Exercise goal :: Gather each row below that contains the string "houses" and copy those rows. Case matters.

Supplied data ::
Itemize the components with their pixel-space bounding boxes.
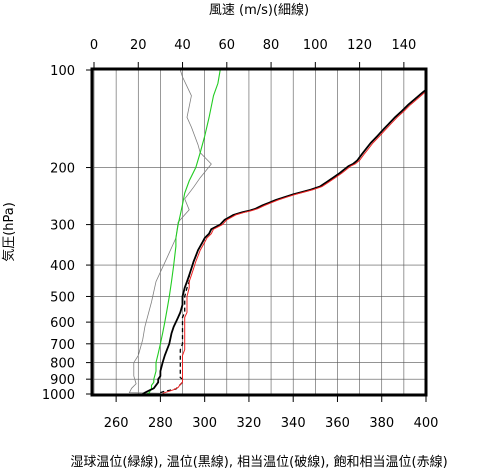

==

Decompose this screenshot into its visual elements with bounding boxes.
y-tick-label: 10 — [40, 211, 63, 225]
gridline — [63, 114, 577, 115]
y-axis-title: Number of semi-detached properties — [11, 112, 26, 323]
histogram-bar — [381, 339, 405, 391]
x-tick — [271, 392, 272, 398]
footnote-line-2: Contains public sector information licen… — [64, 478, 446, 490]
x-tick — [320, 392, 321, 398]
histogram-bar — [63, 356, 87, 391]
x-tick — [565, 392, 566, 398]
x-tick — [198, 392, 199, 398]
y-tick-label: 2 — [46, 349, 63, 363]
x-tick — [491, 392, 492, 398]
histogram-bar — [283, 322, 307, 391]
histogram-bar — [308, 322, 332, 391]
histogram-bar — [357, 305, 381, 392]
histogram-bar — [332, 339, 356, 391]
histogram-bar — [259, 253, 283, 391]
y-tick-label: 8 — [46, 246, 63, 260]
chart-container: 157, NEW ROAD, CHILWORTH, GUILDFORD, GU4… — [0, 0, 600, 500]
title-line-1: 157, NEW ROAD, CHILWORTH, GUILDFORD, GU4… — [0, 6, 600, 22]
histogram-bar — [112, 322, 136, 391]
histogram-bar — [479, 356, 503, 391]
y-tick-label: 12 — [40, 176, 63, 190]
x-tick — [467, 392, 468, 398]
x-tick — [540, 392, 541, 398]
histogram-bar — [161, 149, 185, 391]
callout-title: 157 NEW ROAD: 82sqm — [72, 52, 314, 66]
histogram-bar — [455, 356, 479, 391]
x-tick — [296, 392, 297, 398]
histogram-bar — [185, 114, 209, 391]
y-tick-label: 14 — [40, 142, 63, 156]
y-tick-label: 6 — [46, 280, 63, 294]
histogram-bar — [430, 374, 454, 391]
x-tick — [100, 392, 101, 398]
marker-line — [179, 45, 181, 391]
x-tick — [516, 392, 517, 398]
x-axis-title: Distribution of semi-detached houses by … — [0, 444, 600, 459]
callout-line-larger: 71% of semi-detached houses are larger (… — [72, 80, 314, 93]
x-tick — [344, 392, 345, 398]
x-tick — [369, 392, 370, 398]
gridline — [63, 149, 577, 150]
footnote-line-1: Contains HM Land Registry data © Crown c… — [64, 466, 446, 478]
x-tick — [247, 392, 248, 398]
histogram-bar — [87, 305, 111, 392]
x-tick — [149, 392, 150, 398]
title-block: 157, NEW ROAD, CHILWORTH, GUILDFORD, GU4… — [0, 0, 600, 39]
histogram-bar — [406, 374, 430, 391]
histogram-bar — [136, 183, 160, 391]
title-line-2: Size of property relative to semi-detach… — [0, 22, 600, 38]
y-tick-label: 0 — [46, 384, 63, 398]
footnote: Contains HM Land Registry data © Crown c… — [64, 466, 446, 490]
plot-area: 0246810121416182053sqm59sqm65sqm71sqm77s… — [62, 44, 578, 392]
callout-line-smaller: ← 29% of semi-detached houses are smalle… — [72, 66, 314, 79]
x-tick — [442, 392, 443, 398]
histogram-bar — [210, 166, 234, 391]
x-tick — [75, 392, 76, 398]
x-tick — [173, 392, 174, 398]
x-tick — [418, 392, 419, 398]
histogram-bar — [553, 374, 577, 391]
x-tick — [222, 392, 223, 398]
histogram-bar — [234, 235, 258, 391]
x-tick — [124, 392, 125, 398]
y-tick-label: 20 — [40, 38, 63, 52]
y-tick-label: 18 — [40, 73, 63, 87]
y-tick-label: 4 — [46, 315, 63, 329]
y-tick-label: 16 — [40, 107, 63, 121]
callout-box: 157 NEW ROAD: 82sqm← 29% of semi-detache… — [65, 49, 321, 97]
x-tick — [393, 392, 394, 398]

==

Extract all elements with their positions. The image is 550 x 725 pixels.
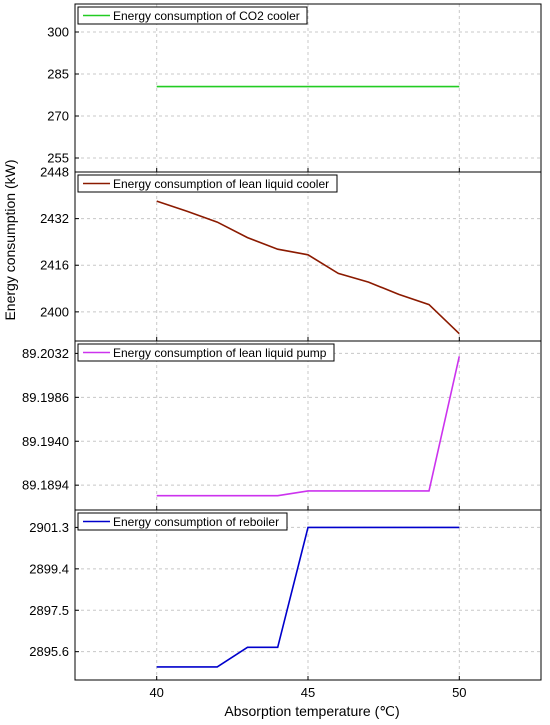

Reply to the exercise ::
x-axis-title: Distribution of semi-detached houses by … — [0, 444, 600, 459]
callout-line-larger: 71% of semi-detached houses are larger (… — [72, 80, 314, 93]
callout-line-smaller: ← 29% of semi-detached houses are smalle… — [72, 66, 314, 79]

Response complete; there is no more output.